Instruction —
Whenever a line contains the string "location", copy it out of the entries.

(Saved entries)

════════════════════

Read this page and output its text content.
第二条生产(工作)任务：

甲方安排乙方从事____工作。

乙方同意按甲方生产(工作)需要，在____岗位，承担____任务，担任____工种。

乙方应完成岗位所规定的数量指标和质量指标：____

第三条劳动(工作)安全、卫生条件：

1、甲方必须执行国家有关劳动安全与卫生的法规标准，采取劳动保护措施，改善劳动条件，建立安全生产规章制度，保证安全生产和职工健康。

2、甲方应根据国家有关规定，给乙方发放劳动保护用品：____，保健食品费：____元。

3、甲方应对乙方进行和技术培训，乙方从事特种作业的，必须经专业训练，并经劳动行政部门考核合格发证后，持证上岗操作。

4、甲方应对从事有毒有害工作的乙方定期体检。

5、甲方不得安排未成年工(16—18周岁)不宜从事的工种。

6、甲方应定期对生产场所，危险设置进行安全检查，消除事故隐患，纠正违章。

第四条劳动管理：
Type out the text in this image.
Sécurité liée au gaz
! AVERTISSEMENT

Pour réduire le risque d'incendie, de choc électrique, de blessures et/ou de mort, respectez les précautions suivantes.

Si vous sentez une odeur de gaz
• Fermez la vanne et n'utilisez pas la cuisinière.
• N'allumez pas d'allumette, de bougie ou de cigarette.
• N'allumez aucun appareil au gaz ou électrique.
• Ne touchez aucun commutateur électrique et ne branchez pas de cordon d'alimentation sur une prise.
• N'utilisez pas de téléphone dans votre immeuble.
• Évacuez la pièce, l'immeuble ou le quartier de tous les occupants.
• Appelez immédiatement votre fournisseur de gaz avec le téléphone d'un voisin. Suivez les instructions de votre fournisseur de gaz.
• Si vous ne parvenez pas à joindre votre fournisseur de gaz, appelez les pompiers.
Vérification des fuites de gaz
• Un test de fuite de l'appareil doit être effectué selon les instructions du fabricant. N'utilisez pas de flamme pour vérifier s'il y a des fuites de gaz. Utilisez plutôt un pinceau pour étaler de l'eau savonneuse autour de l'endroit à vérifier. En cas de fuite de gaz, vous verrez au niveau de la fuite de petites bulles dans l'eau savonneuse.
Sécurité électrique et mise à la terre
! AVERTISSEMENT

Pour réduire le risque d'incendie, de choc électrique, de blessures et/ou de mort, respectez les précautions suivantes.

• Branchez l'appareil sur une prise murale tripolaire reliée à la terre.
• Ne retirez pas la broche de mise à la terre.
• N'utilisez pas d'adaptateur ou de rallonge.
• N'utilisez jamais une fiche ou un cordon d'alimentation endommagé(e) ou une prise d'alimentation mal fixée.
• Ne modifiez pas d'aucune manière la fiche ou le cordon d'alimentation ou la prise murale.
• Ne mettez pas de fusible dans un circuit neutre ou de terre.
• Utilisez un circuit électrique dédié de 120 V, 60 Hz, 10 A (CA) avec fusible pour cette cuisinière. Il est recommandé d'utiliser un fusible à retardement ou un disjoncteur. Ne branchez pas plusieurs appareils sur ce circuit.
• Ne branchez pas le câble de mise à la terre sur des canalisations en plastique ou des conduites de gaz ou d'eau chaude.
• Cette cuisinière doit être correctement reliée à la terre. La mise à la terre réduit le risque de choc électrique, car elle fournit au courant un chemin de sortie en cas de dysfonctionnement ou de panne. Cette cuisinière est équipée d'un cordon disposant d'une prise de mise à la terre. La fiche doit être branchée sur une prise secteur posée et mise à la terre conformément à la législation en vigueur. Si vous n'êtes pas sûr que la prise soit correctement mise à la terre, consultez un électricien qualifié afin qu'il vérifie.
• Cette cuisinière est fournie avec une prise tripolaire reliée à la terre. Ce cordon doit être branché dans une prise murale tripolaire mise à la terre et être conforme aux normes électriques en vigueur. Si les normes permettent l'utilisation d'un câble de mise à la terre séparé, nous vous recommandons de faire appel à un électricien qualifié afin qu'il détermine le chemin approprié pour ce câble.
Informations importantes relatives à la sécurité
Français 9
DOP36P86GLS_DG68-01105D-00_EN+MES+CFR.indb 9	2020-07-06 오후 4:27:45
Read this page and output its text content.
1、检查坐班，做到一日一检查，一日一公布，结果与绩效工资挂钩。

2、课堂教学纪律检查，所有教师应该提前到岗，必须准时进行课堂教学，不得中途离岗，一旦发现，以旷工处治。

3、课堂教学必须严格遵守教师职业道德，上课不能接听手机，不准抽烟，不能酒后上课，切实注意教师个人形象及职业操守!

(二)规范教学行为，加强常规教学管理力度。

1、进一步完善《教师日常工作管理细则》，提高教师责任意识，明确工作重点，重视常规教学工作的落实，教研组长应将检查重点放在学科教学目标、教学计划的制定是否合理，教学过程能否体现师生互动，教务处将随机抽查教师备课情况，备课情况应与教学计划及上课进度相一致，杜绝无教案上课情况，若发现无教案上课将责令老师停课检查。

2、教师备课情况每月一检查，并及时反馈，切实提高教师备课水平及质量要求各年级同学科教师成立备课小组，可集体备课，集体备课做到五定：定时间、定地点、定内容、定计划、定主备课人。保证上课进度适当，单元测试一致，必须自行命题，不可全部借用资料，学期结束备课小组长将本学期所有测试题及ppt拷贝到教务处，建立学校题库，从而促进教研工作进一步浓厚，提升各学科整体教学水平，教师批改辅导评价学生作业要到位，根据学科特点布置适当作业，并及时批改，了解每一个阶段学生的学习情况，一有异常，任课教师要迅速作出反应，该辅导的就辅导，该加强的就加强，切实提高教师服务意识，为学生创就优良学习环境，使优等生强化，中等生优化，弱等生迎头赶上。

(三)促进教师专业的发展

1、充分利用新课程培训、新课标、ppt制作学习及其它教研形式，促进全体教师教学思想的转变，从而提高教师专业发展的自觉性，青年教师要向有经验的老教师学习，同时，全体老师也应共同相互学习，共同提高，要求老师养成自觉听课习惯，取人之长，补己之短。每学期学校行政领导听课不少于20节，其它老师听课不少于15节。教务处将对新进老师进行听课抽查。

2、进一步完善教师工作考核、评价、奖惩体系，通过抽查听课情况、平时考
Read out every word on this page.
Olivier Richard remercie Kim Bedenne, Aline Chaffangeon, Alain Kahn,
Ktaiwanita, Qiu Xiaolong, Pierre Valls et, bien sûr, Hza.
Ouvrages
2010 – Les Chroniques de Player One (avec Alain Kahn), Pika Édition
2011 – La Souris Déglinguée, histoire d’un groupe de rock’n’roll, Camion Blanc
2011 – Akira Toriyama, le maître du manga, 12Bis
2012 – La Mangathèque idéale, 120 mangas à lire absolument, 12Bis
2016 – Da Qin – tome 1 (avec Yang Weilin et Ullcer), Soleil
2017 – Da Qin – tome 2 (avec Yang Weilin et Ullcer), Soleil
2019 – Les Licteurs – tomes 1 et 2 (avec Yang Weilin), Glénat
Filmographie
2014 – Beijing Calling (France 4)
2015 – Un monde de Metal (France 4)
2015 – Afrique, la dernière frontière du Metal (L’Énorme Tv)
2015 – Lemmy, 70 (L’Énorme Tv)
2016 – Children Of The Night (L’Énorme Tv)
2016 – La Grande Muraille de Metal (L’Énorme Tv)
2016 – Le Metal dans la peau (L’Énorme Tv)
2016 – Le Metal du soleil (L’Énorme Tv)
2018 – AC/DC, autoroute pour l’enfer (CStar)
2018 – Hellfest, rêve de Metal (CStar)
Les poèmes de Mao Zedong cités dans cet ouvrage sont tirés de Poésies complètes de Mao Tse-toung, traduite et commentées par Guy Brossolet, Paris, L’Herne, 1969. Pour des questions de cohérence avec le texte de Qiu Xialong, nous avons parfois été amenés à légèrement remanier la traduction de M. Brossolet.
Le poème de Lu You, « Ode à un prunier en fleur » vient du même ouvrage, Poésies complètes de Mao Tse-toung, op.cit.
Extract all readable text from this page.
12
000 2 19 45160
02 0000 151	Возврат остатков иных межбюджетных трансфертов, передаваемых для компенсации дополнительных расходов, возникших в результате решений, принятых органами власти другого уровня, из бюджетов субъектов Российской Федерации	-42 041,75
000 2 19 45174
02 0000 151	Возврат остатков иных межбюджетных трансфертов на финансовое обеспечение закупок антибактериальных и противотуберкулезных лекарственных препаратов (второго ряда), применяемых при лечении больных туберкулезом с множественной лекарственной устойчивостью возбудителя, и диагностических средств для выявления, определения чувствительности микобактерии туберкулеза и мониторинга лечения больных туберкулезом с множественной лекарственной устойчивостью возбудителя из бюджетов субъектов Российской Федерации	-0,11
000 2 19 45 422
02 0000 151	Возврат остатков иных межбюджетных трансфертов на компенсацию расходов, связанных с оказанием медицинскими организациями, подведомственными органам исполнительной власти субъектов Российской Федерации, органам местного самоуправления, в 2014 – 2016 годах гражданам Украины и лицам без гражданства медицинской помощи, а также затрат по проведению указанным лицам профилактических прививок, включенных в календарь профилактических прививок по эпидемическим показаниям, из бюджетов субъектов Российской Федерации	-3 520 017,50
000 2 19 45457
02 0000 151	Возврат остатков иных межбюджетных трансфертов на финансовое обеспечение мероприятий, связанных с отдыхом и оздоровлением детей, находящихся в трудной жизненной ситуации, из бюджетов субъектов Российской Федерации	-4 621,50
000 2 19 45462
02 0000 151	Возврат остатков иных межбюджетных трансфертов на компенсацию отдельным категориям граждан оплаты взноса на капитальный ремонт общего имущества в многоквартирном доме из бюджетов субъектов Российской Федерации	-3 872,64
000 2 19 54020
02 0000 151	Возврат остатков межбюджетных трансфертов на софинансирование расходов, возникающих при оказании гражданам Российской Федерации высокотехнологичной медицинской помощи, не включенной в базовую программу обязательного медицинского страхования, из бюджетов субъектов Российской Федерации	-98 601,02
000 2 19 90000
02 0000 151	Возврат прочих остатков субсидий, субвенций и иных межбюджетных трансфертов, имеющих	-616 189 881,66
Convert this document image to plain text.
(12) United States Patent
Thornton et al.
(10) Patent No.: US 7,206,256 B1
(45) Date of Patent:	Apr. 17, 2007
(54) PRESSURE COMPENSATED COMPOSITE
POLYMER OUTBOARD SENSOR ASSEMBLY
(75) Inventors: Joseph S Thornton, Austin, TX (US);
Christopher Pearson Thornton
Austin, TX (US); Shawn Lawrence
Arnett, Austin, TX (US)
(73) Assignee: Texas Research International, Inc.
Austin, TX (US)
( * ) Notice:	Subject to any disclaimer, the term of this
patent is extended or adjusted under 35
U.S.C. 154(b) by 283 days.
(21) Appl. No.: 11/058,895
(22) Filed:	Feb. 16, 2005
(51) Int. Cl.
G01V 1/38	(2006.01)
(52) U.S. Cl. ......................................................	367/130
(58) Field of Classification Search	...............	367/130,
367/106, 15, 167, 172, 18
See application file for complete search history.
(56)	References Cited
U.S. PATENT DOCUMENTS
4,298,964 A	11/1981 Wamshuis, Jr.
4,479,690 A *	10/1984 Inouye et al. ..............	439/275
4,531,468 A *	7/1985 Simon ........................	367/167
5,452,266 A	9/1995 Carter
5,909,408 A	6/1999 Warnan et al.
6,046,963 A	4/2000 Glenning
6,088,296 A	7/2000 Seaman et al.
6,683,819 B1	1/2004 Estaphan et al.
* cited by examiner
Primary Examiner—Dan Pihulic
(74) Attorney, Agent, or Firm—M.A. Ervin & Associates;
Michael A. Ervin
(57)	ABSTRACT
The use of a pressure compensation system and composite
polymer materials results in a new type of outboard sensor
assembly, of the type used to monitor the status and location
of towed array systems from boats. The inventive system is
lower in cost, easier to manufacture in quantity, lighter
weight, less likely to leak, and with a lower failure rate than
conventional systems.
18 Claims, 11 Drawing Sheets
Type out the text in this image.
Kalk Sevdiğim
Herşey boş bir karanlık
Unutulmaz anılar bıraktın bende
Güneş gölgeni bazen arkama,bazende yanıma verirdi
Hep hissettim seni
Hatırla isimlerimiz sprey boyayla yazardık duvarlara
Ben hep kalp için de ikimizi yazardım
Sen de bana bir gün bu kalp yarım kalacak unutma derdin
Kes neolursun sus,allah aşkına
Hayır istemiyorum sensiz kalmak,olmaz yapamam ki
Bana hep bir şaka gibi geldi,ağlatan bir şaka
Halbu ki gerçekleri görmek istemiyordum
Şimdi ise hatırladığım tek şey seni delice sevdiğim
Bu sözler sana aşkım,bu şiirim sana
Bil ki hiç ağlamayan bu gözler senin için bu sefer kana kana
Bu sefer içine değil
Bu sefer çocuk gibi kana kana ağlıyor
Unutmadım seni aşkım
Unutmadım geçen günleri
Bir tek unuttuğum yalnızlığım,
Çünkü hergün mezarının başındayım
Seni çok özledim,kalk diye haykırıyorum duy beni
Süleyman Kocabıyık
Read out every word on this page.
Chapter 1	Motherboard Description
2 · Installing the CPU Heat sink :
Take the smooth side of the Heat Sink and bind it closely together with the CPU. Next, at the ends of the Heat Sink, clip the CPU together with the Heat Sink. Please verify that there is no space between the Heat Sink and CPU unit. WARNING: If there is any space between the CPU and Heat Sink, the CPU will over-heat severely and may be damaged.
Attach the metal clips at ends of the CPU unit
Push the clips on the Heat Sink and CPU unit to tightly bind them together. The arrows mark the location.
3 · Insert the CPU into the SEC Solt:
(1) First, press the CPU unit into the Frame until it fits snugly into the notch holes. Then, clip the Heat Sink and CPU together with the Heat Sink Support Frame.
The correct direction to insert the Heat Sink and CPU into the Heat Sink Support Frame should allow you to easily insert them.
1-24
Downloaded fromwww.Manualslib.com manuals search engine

════════════════════

Result for this exercise —
assembly, of the type used to monitor the status and location
Push the clips on the Heat Sink and CPU unit to tightly bind them together. The arrows mark the location.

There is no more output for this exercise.